Q. Concurrency and Level of Service is based on traffic counts that date citywide to 2012-14. Do you think this is appropriate?

No, the traffic counts are out of date. The LOS numbers are inaccurate. Take the Day Road-305 intersection. I use that intersection quite a bit, heading north from Miller road, and regularly experience wait times that extend through multiple lights. It should have an LOS rating of “F”, the lowest grade. Yet if you look at the COBI’s LOS maps, it lists it as doing just fine, and is meeting its designated LOS of “D”. We should also consider increasing the LOS standards, for example from LOS D to LOS B. The effect of this is to require road improvements to be made prior to development, rather than manage for a low-level of road capacity.

Water

There is conflicting information and opinion on the state of the island’s water resource. Some research says there’s plenty and enough for future growth, while other water experts strongly disagree and point to the fact that the island is a sole-source aquifer and with finite capacity, especially given risks posed by climate change.

Q. What’s your position on our island’s water capacity and quality? Please provide facts and research to support your views.

There have been a number of reports related to the Island’s groundwater supplies, and there is some monitoring of groundwater. In contrast, there has been little effort to monitor our surface waters, or the interaction between the two. The groundwater reports are detailed, and rely heavily on modeling to arrive at conclusions, though empirical data from monitoring wells are also provided. The data suggest a number of our aquifers are being sustainably managed, but there is some indication of rapid drawdown in at least one instance. What the groundwater models and studies to not examine is the effect of groundwater withdrawals on surface water quality and quantity. This is unfortunate, because changes in surface water are the first indication of groundwater depletion. I have lived here for a few decades now, and in that relatively short time, I have had friends whose shallow wells have dried up, and I have observed creeks and wetlands that now seem to dry up more frequently in the summer, and now I hear reports of saline intrusion into some wells on the north end. I am not a groundwater modeler, but my sense is that the aquifers are much more spatially complex than the models assume, and that there are pocket of aquifers that are being overpumped and are drying out or experiencing saline intrusion. I support the groundwater management plan to determine the capacity of our water supplies. Vashon did a similar study and found that they had limits.

▶ [Supplied material]:
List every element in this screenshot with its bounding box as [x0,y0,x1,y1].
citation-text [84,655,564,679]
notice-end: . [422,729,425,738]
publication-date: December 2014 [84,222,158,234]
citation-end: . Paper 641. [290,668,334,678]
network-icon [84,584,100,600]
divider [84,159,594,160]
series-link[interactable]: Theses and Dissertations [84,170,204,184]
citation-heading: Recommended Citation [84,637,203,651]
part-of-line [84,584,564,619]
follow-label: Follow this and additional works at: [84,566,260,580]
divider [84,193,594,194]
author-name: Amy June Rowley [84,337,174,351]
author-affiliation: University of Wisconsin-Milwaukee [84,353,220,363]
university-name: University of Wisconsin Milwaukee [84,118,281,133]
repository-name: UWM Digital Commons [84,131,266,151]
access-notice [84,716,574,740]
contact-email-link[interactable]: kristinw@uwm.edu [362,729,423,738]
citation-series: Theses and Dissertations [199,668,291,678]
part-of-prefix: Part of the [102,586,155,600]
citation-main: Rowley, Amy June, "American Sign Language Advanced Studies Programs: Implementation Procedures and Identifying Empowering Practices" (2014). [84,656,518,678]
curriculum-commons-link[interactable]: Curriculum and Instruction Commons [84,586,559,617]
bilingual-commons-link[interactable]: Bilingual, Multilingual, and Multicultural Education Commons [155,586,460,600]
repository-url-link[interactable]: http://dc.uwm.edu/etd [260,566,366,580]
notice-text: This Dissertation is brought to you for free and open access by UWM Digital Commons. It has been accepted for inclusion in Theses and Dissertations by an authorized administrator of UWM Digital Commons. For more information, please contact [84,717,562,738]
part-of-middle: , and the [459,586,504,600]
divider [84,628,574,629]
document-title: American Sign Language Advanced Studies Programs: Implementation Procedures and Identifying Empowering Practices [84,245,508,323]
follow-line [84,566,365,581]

▶ [Tasks to carry out]:
A) In the traffic and water passage, why does the writer call it unfortunate that the groundwater models and studies do not examine how withdrawals affect surface water? Answer in one to three sentences.
B) From the traffic and water passage, extract the words starting with "There is conflicting" and going on through "support your views.".
The entries are not needed for the work that follows.

▶ [Answers given]:
A) The writer calls it unfortunate because changes in surface water are the first indication of groundwater depletion.

B)
There is conflicting information and opinion on the state of the island’s water resource. Some research says there’s plenty and enough for future growth, while other water experts strongly disagree and point to the fact that the island is a sole-source aquifer and with finite capacity, especially given risks posed by climate change.

Q. What’s your position on our island’s water capacity and quality? Please provide facts and research to support your views.